Start Record excerpts
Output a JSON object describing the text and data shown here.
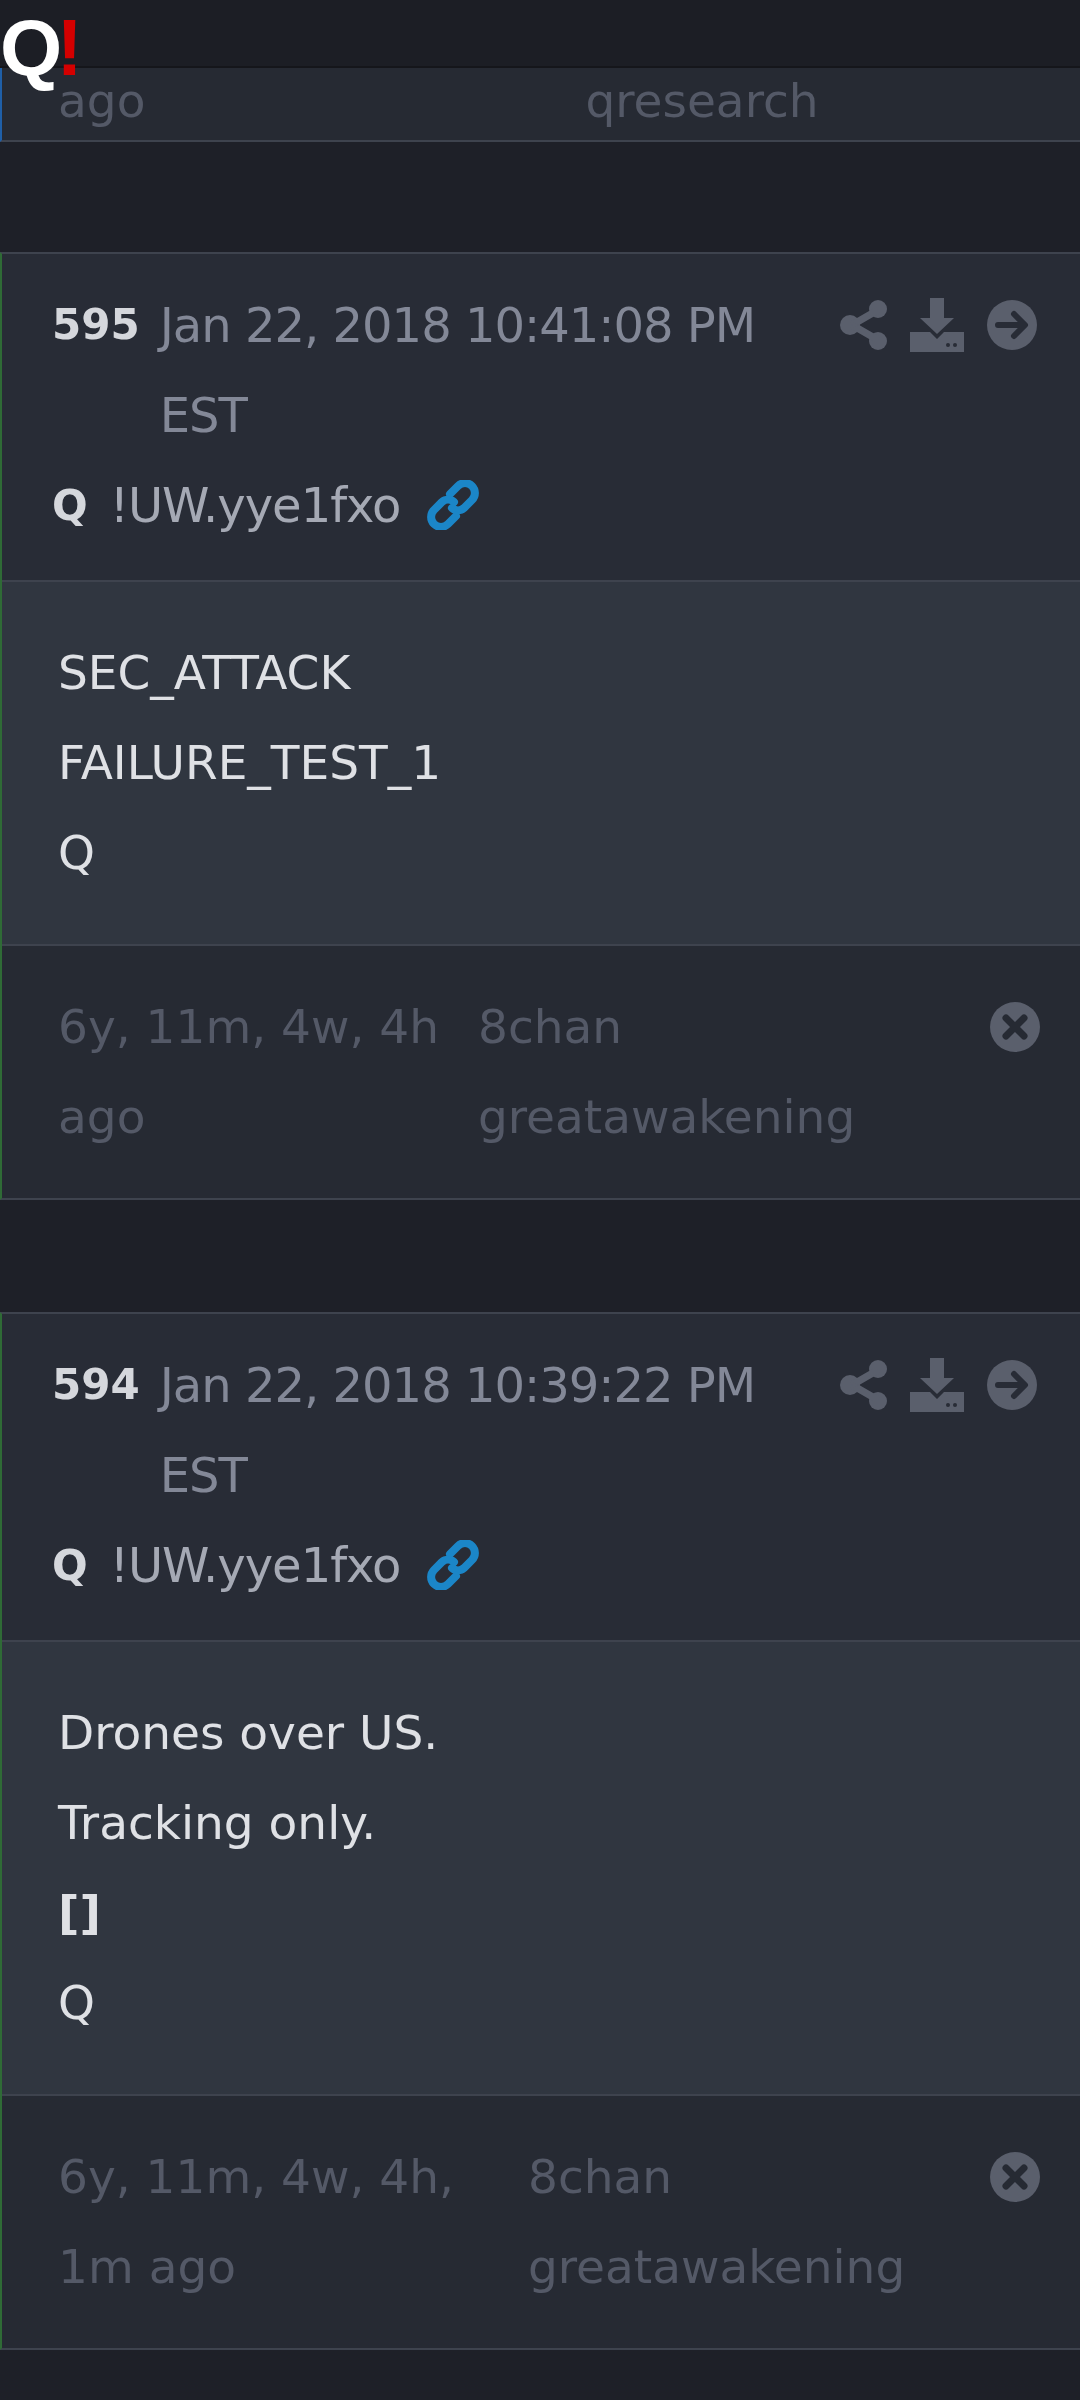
{
  "logo": {
    "letter": "Q",
    "mark": "!"
  },
  "partial_card": {
    "time": "ago",
    "source": "qresearch"
  },
  "posts": [
    {
      "number": "595",
      "date": "Jan 22, 2018 10:41:08 PM",
      "timezone": "EST",
      "author": "Q",
      "tripcode": "!UW.yye1fxo",
      "lines": [
        {
          "text": "SEC_ATTACK",
          "bold": false
        },
        {
          "text": "FAILURE_TEST_1",
          "bold": false
        },
        {
          "text": "Q",
          "bold": false
        }
      ],
      "age": "6y, 11m, 4w, 4h ago",
      "board_site": "8chan",
      "board": "greatawakening"
    },
    {
      "number": "594",
      "date": "Jan 22, 2018 10:39:22 PM",
      "timezone": "EST",
      "author": "Q",
      "tripcode": "!UW.yye1fxo",
      "lines": [
        {
          "text": "Drones over US.",
          "bold": false
        },
        {
          "text": "Tracking only.",
          "bold": false
        },
        {
          "text": "[]",
          "bold": true
        },
        {
          "text": "Q",
          "bold": false
        }
      ],
      "age": "6y, 11m, 4w, 4h, 1m ago",
      "board_site": "8chan",
      "board": "greatawakening"
    }
  ]
}
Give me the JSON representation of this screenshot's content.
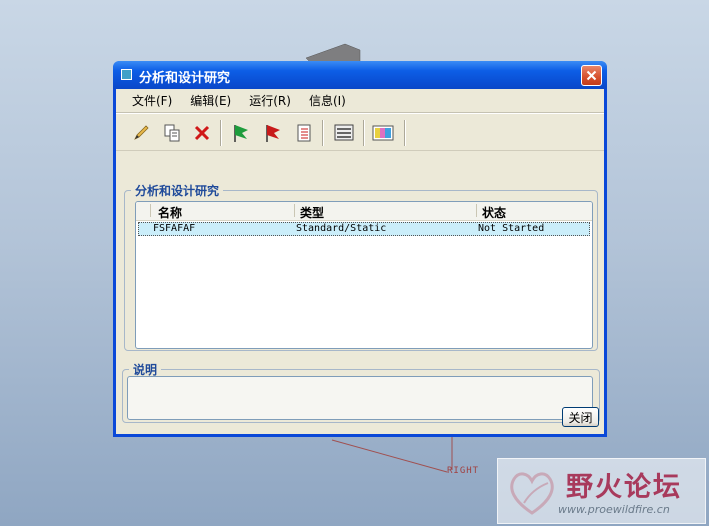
{
  "dialog": {
    "title": "分析和设计研究",
    "menu": [
      "文件(F)",
      "编辑(E)",
      "运行(R)",
      "信息(I)"
    ],
    "toolbar_icons": [
      "pencil-icon",
      "copy-icon",
      "delete-icon",
      "green-flag-icon",
      "red-flag-icon",
      "list-icon",
      "display-icon",
      "color-icon"
    ],
    "studies_group_label": "分析和设计研究",
    "columns": [
      "名称",
      "类型",
      "状态"
    ],
    "rows": [
      {
        "name": "FSFAFAF",
        "type": "Standard/Static",
        "status": "Not Started"
      }
    ],
    "description_label": "说明",
    "description": "",
    "close_label": "关闭"
  },
  "background": {
    "model_label": "RIGHT"
  },
  "watermark": {
    "title": "野火论坛",
    "url": "www.proewildfire.cn"
  }
}
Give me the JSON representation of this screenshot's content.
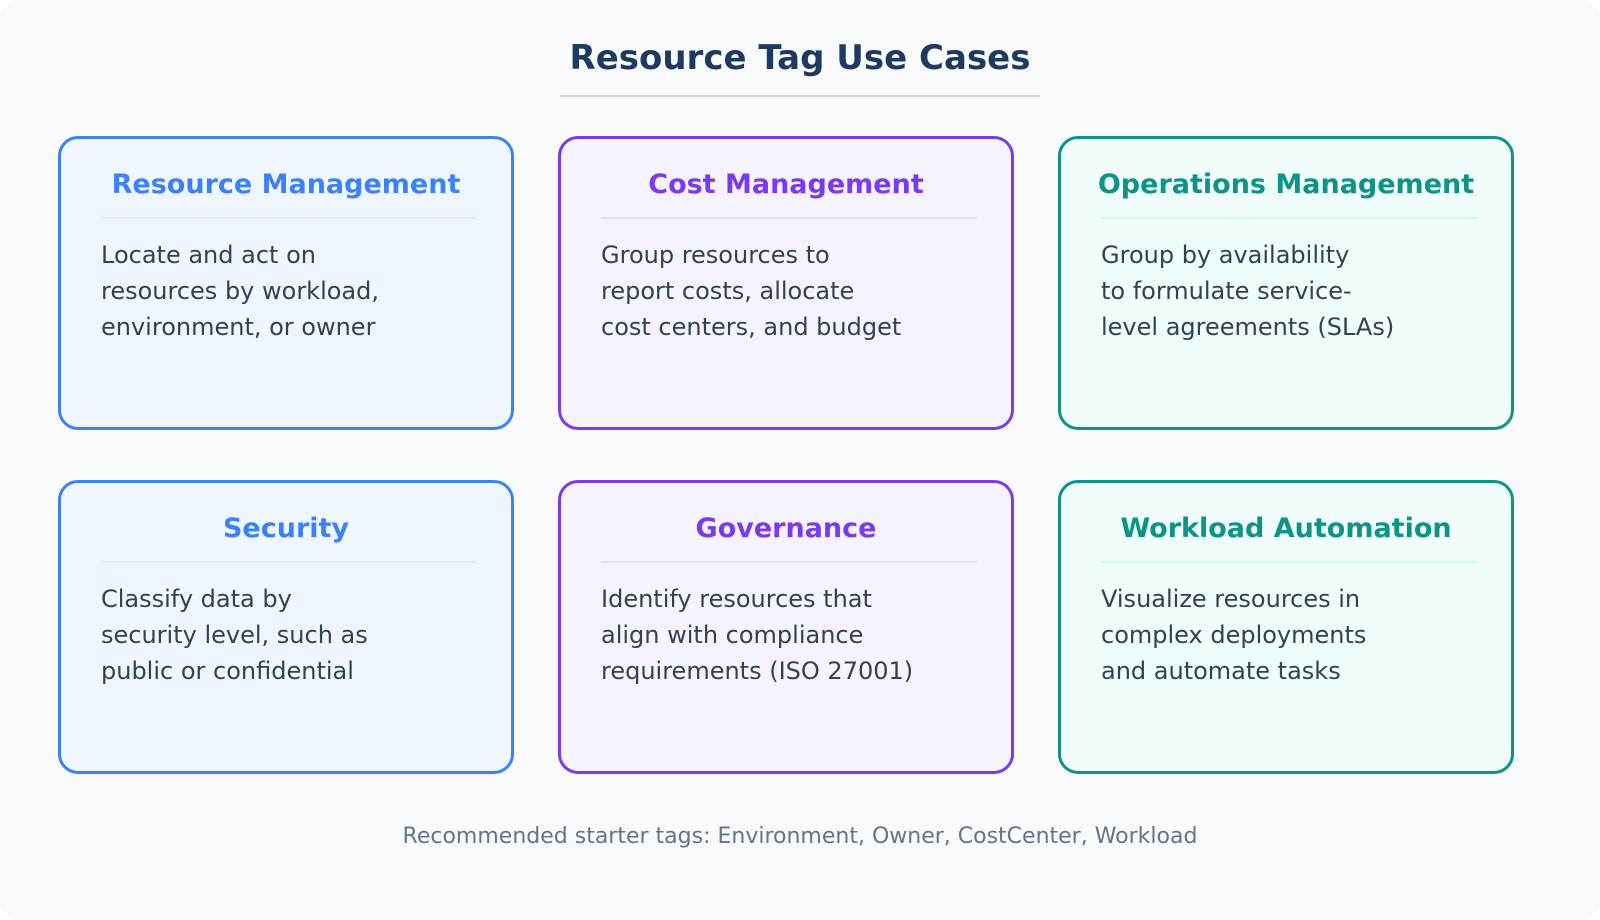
End Record excerpts
- Task statement
Leave out all pictures, then copy the remaining material exactly.

- Written response
Output a JSON object describing the text and data shown here.
{
  "logo": {
    "letter": "Q",
    "mark": "!"
  },
  "partial_card": {
    "time": "ago",
    "source": "qresearch"
  },
  "posts": [
    {
      "number": "595",
      "date": "Jan 22, 2018 10:41:08 PM",
      "timezone": "EST",
      "author": "Q",
      "tripcode": "!UW.yye1fxo",
      "lines": [
        {
          "text": "SEC_ATTACK",
          "bold": false
        },
        {
          "text": "FAILURE_TEST_1",
          "bold": false
        },
        {
          "text": "Q",
          "bold": false
        }
      ],
      "age": "6y, 11m, 4w, 4h ago",
      "board_site": "8chan",
      "board": "greatawakening"
    },
    {
      "number": "594",
      "date": "Jan 22, 2018 10:39:22 PM",
      "timezone": "EST",
      "author": "Q",
      "tripcode": "!UW.yye1fxo",
      "lines": [
        {
          "text": "Drones over US.",
          "bold": false
        },
        {
          "text": "Tracking only.",
          "bold": false
        },
        {
          "text": "[]",
          "bold": true
        },
        {
          "text": "Q",
          "bold": false
        }
      ],
      "age": "6y, 11m, 4w, 4h, 1m ago",
      "board_site": "8chan",
      "board": "greatawakening"
    }
  ]
}
Give me the JSON representation of this screenshot's content.
{
  "dialog": {
    "title": "分析和设计研究",
    "menu": [
      "文件(F)",
      "编辑(E)",
      "运行(R)",
      "信息(I)"
    ],
    "toolbar_icons": [
      "pencil-icon",
      "copy-icon",
      "delete-icon",
      "green-flag-icon",
      "red-flag-icon",
      "list-icon",
      "display-icon",
      "color-icon"
    ],
    "studies_group_label": "分析和设计研究",
    "columns": [
      "名称",
      "类型",
      "状态"
    ],
    "rows": [
      {
        "name": "FSFAFAF",
        "type": "Standard/Static",
        "status": "Not Started"
      }
    ],
    "description_label": "说明",
    "description": "",
    "close_label": "关闭"
  },
  "background": {
    "model_label": "RIGHT"
  },
  "watermark": {
    "title": "野火论坛",
    "url": "www.proewildfire.cn"
  }
}
Give me the JSON representation of this screenshot's content.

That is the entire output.